* _Problem requirements_: Look for "Scene" in each line of the entries, and return the matching lines.

* _The data_:
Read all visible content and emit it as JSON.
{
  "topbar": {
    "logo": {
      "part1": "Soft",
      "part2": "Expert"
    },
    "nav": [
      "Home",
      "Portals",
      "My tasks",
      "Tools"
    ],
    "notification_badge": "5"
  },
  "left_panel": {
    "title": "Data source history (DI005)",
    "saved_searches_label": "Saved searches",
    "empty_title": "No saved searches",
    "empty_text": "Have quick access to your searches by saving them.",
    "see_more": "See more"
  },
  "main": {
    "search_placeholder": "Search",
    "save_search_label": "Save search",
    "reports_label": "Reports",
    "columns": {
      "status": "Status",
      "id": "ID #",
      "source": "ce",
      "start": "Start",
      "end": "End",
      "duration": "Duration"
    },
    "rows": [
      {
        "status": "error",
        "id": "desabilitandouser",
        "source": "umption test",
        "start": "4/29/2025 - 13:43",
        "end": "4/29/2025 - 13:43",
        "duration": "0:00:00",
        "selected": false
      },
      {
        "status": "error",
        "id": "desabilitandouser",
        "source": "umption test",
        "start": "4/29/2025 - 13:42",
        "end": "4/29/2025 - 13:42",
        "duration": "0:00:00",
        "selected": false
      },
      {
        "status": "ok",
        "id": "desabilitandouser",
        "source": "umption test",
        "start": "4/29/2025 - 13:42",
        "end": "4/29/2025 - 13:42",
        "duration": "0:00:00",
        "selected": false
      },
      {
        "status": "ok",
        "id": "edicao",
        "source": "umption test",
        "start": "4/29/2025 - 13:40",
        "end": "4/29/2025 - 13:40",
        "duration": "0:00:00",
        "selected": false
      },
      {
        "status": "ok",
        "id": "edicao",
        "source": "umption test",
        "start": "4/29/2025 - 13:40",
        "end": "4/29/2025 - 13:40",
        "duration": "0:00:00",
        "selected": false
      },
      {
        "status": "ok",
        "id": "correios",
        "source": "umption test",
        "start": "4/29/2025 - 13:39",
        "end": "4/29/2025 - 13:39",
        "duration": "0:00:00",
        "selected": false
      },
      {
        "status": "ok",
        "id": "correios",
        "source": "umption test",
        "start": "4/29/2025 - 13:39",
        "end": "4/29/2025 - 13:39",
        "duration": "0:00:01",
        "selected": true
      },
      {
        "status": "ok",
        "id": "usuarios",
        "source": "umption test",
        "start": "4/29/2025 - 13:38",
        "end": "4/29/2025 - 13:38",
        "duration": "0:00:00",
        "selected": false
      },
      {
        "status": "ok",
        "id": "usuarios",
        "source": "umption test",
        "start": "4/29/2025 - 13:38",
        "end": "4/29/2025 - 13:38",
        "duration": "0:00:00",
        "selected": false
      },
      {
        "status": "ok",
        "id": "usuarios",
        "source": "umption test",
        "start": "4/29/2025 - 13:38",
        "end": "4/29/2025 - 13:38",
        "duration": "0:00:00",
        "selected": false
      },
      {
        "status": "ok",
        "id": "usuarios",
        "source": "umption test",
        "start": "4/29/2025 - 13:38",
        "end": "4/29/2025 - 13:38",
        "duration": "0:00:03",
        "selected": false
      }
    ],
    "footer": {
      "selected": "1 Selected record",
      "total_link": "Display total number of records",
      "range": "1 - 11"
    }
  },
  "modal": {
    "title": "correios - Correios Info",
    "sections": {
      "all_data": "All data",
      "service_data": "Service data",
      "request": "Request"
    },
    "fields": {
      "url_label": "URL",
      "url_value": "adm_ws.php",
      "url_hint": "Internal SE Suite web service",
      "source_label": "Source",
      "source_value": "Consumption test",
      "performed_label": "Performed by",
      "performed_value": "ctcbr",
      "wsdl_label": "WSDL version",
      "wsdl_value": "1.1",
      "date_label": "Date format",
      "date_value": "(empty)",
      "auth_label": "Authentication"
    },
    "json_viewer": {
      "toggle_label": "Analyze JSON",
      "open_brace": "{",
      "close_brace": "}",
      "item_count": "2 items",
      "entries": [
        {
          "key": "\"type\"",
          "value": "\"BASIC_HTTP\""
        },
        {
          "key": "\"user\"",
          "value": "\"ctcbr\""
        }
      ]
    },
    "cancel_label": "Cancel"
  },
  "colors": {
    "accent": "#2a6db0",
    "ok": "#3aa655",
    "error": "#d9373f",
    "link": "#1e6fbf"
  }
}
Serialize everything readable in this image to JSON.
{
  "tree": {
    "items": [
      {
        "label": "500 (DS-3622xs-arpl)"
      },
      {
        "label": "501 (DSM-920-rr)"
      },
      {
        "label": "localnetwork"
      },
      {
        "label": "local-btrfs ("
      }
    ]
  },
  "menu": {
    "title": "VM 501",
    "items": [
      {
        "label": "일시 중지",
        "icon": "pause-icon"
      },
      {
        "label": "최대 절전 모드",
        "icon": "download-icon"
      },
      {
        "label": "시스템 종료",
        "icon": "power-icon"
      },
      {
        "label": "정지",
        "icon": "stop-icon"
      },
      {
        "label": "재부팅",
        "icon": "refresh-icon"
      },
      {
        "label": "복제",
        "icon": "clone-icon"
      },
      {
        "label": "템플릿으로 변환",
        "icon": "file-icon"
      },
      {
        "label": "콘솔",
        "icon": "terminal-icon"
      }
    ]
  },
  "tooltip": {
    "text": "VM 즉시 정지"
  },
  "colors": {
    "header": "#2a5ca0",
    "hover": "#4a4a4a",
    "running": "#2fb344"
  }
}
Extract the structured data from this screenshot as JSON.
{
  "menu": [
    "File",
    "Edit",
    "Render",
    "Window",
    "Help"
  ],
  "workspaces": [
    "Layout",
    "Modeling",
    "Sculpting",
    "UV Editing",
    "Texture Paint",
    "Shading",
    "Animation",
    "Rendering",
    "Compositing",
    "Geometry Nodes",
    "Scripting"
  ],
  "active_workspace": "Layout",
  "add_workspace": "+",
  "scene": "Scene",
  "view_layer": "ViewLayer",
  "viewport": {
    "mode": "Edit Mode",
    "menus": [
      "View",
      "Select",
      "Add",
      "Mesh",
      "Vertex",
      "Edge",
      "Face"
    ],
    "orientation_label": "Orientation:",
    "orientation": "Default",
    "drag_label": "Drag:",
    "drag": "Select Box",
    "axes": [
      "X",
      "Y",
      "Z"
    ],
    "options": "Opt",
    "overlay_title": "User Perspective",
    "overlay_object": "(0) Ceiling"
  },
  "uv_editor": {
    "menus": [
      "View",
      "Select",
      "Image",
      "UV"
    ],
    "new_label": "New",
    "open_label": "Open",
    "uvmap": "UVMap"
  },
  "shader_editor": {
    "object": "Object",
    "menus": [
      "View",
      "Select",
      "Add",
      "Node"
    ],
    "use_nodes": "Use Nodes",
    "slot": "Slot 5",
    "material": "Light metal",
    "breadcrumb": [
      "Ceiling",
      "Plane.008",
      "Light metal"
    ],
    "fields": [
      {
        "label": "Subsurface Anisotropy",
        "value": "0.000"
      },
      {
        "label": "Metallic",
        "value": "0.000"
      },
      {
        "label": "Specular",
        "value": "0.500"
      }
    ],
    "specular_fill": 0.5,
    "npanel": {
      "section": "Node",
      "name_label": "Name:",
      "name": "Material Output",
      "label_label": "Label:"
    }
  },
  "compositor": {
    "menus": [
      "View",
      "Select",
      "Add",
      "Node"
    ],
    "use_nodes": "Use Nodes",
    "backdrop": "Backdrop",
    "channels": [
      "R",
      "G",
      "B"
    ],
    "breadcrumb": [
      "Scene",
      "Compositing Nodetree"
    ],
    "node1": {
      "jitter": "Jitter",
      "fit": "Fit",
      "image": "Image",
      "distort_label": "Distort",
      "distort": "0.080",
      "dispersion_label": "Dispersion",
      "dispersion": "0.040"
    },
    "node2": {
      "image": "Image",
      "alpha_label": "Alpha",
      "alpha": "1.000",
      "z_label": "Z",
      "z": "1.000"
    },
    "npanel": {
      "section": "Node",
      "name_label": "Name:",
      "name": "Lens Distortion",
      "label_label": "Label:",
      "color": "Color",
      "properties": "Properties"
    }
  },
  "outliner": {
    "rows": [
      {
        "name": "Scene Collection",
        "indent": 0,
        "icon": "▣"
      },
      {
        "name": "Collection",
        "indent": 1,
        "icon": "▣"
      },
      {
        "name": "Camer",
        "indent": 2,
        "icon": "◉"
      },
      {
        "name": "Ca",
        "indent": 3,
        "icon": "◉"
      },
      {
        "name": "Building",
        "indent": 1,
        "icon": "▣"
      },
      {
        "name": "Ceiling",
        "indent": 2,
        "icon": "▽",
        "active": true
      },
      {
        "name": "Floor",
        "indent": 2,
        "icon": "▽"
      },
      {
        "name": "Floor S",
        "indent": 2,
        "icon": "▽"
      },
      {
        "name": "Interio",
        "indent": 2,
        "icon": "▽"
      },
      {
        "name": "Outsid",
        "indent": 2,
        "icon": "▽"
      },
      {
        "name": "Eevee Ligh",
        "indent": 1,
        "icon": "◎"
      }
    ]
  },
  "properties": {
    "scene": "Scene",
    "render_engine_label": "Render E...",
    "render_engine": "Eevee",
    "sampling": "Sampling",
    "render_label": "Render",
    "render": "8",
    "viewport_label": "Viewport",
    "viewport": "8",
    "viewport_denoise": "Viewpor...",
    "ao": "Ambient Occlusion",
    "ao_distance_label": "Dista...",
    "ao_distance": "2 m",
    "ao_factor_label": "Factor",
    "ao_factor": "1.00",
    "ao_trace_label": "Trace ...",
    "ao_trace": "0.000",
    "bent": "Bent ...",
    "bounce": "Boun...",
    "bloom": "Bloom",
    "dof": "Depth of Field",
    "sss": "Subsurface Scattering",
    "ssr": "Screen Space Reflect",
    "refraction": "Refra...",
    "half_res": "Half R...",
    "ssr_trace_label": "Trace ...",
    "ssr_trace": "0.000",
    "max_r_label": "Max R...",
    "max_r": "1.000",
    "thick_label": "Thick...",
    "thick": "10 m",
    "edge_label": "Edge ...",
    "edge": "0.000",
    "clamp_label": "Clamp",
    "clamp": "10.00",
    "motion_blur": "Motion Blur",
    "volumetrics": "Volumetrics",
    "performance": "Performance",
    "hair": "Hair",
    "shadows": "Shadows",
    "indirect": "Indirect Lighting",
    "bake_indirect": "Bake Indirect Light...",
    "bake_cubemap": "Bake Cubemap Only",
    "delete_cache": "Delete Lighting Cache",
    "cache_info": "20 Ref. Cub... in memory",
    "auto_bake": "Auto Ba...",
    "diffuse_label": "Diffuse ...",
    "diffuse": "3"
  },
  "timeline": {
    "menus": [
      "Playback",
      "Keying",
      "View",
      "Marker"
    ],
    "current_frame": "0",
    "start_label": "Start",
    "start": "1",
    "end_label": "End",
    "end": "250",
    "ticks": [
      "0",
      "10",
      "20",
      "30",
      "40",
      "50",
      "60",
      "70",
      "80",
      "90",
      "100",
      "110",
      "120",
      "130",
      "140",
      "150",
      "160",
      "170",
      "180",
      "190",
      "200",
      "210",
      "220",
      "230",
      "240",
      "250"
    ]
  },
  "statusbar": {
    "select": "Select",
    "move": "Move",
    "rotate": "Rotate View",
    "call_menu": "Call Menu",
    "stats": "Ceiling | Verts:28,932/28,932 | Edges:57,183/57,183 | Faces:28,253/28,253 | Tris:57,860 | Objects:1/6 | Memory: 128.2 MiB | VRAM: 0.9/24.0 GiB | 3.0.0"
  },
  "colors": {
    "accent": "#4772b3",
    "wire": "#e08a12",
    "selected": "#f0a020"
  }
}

* _Response to this exercise_:
  "scene": "Scene",
      "Scene",
        "name": "Scene Collection",
    "scene": "Scene",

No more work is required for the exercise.